--- start Material provided ---

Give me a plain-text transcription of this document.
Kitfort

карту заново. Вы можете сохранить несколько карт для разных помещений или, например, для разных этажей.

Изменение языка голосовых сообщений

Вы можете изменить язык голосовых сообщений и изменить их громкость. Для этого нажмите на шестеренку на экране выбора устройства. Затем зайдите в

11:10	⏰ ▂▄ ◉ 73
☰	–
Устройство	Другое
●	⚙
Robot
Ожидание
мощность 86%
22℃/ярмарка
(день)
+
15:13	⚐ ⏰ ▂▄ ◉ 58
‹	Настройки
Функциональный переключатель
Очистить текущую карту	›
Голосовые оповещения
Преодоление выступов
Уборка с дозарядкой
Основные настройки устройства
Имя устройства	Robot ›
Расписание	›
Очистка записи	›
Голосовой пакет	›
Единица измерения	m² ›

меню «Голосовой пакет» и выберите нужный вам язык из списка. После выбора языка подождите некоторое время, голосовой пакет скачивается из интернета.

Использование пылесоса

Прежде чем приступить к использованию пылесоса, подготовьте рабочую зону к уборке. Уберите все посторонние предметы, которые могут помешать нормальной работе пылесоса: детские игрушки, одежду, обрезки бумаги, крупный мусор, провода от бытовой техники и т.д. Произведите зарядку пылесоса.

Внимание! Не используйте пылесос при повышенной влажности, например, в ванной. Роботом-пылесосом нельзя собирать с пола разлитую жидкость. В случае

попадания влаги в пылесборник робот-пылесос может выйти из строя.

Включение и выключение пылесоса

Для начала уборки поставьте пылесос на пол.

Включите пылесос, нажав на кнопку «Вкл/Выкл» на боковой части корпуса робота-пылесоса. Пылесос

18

--- end Material provided ---

**The problem:** Restate the listing above word for word.

**Output for this exercise:**
Give me a plain-text transcription of this document.
Kitfort

карту заново. Вы можете сохранить несколько карт для разных помещений или, например, для разных этажей.

Изменение языка голосовых сообщений

Вы можете изменить язык голосовых сообщений и изменить их громкость. Для этого нажмите на шестеренку на экране выбора устройства. Затем зайдите в

11:10	⏰ ▂▄ ◉ 73
☰	–
Устройство	Другое
●	⚙
Robot
Ожидание
мощность 86%
22℃/ярмарка
(день)
+
15:13	⚐ ⏰ ▂▄ ◉ 58
‹	Настройки
Функциональный переключатель
Очистить текущую карту	›
Голосовые оповещения
Преодоление выступов
Уборка с дозарядкой
Основные настройки устройства
Имя устройства	Robot ›
Расписание	›
Очистка записи	›
Голосовой пакет	›
Единица измерения	m² ›

меню «Голосовой пакет» и выберите нужный вам язык из списка. После выбора языка подождите некоторое время, голосовой пакет скачивается из интернета.

Использование пылесоса

Прежде чем приступить к использованию пылесоса, подготовьте рабочую зону к уборке. Уберите все посторонние предметы, которые могут помешать нормальной работе пылесоса: детские игрушки, одежду, обрезки бумаги, крупный мусор, провода от бытовой техники и т.д. Произведите зарядку пылесоса.

Внимание! Не используйте пылесос при повышенной влажности, например, в ванной. Роботом-пылесосом нельзя собирать с пола разлитую жидкость. В случае

попадания влаги в пылесборник робот-пылесос может выйти из строя.

Включение и выключение пылесоса

Для начала уборки поставьте пылесос на пол.

Включите пылесос, нажав на кнопку «Вкл/Выкл» на боковой части корпуса робота-пылесоса. Пылесос

18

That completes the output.